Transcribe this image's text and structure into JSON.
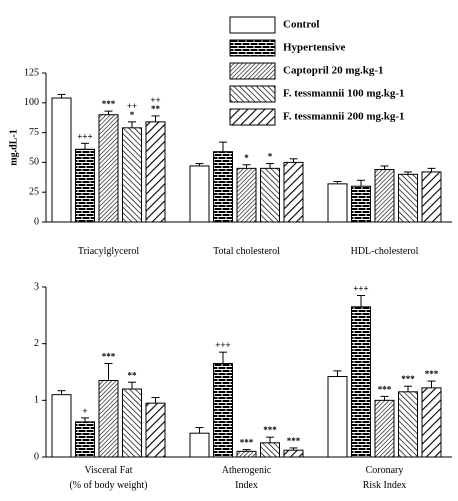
{
  "chart_data": [
    {
      "type": "bar",
      "ylabel": "mg.dL-1",
      "legend": "upper right",
      "categories": [
        [
          "Triacylglycerol"
        ],
        [
          "Total cholesterol"
        ],
        [
          "HDL-cholesterol"
        ]
      ],
      "ylim": [
        0,
        125
      ],
      "yticks": [
        0,
        25,
        50,
        75,
        100,
        125
      ],
      "series": [
        {
          "name": "Control",
          "pattern": "none",
          "values": [
            104,
            47,
            32
          ],
          "errors": [
            3,
            2,
            2
          ],
          "annotations": [
            null,
            null,
            null
          ]
        },
        {
          "name": "Hypertensive",
          "pattern": "bricks",
          "values": [
            61,
            59,
            30
          ],
          "errors": [
            5,
            8,
            5
          ],
          "annotations": [
            [
              "+++"
            ],
            null,
            null
          ]
        },
        {
          "name": "Captopril 20 mg.kg-1",
          "pattern": "dense-diag",
          "values": [
            90,
            45,
            44
          ],
          "errors": [
            3,
            3,
            3
          ],
          "annotations": [
            [
              "***"
            ],
            [
              "*"
            ],
            null
          ]
        },
        {
          "name": "F. tessmannii 100 mg.kg-1",
          "pattern": "diag",
          "values": [
            79,
            45,
            40
          ],
          "errors": [
            5,
            4,
            2
          ],
          "annotations": [
            [
              "++",
              "*"
            ],
            [
              "*"
            ],
            null
          ]
        },
        {
          "name": "F. tessmannii 200 mg.kg-1",
          "pattern": "wide-diag",
          "values": [
            84,
            50,
            42
          ],
          "errors": [
            5,
            3,
            3
          ],
          "annotations": [
            [
              "++",
              "**"
            ],
            null,
            null
          ]
        }
      ]
    },
    {
      "type": "bar",
      "categories": [
        [
          "Visceral Fat",
          "(% of body weight)"
        ],
        [
          "Atherogenic",
          "Index"
        ],
        [
          "Coronary",
          "Risk Index"
        ]
      ],
      "ylim": [
        0,
        3
      ],
      "yticks": [
        0,
        1,
        2,
        3
      ],
      "series": [
        {
          "pattern": "none",
          "values": [
            1.1,
            0.42,
            1.42
          ],
          "errors": [
            0.07,
            0.1,
            0.1
          ],
          "annotations": [
            null,
            null,
            null
          ]
        },
        {
          "pattern": "bricks",
          "values": [
            0.62,
            1.65,
            2.65
          ],
          "errors": [
            0.07,
            0.2,
            0.2
          ],
          "annotations": [
            [
              "+"
            ],
            [
              "+++"
            ],
            [
              "+++"
            ]
          ]
        },
        {
          "pattern": "dense-diag",
          "values": [
            1.35,
            0.1,
            1.0
          ],
          "errors": [
            0.3,
            0.03,
            0.07
          ],
          "annotations": [
            [
              "***"
            ],
            [
              "***"
            ],
            [
              "***"
            ]
          ]
        },
        {
          "pattern": "diag",
          "values": [
            1.2,
            0.25,
            1.15
          ],
          "errors": [
            0.12,
            0.1,
            0.1
          ],
          "annotations": [
            [
              "**"
            ],
            [
              "***"
            ],
            [
              "***"
            ]
          ]
        },
        {
          "pattern": "wide-diag",
          "values": [
            0.95,
            0.12,
            1.22
          ],
          "errors": [
            0.1,
            0.04,
            0.12
          ],
          "annotations": [
            null,
            [
              "***"
            ],
            [
              "***"
            ]
          ]
        }
      ]
    }
  ]
}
◇ ◇ ◇ ◇ ◇
## Task details
Quote each line of the listing exactly, but leave the pictures out.

## Solution for this task
Transcribe this image's text and structure into JSON.
{
  "chart_data": [
    {
      "type": "bar",
      "ylabel": "mg.dL-1",
      "legend": "upper right",
      "categories": [
        [
          "Triacylglycerol"
        ],
        [
          "Total cholesterol"
        ],
        [
          "HDL-cholesterol"
        ]
      ],
      "ylim": [
        0,
        125
      ],
      "yticks": [
        0,
        25,
        50,
        75,
        100,
        125
      ],
      "series": [
        {
          "name": "Control",
          "pattern": "none",
          "values": [
            104,
            47,
            32
          ],
          "errors": [
            3,
            2,
            2
          ],
          "annotations": [
            null,
            null,
            null
          ]
        },
        {
          "name": "Hypertensive",
          "pattern": "bricks",
          "values": [
            61,
            59,
            30
          ],
          "errors": [
            5,
            8,
            5
          ],
          "annotations": [
            [
              "+++"
            ],
            null,
            null
          ]
        },
        {
          "name": "Captopril 20 mg.kg-1",
          "pattern": "dense-diag",
          "values": [
            90,
            45,
            44
          ],
          "errors": [
            3,
            3,
            3
          ],
          "annotations": [
            [
              "***"
            ],
            [
              "*"
            ],
            null
          ]
        },
        {
          "name": "F. tessmannii 100 mg.kg-1",
          "pattern": "diag",
          "values": [
            79,
            45,
            40
          ],
          "errors": [
            5,
            4,
            2
          ],
          "annotations": [
            [
              "++",
              "*"
            ],
            [
              "*"
            ],
            null
          ]
        },
        {
          "name": "F. tessmannii 200 mg.kg-1",
          "pattern": "wide-diag",
          "values": [
            84,
            50,
            42
          ],
          "errors": [
            5,
            3,
            3
          ],
          "annotations": [
            [
              "++",
              "**"
            ],
            null,
            null
          ]
        }
      ]
    },
    {
      "type": "bar",
      "categories": [
        [
          "Visceral Fat",
          "(% of body weight)"
        ],
        [
          "Atherogenic",
          "Index"
        ],
        [
          "Coronary",
          "Risk Index"
        ]
      ],
      "ylim": [
        0,
        3
      ],
      "yticks": [
        0,
        1,
        2,
        3
      ],
      "series": [
        {
          "pattern": "none",
          "values": [
            1.1,
            0.42,
            1.42
          ],
          "errors": [
            0.07,
            0.1,
            0.1
          ],
          "annotations": [
            null,
            null,
            null
          ]
        },
        {
          "pattern": "bricks",
          "values": [
            0.62,
            1.65,
            2.65
          ],
          "errors": [
            0.07,
            0.2,
            0.2
          ],
          "annotations": [
            [
              "+"
            ],
            [
              "+++"
            ],
            [
              "+++"
            ]
          ]
        },
        {
          "pattern": "dense-diag",
          "values": [
            1.35,
            0.1,
            1.0
          ],
          "errors": [
            0.3,
            0.03,
            0.07
          ],
          "annotations": [
            [
              "***"
            ],
            [
              "***"
            ],
            [
              "***"
            ]
          ]
        },
        {
          "pattern": "diag",
          "values": [
            1.2,
            0.25,
            1.15
          ],
          "errors": [
            0.12,
            0.1,
            0.1
          ],
          "annotations": [
            [
              "**"
            ],
            [
              "***"
            ],
            [
              "***"
            ]
          ]
        },
        {
          "pattern": "wide-diag",
          "values": [
            0.95,
            0.12,
            1.22
          ],
          "errors": [
            0.1,
            0.04,
            0.12
          ],
          "annotations": [
            null,
            [
              "***"
            ],
            [
              "***"
            ]
          ]
        }
      ]
    }
  ]
}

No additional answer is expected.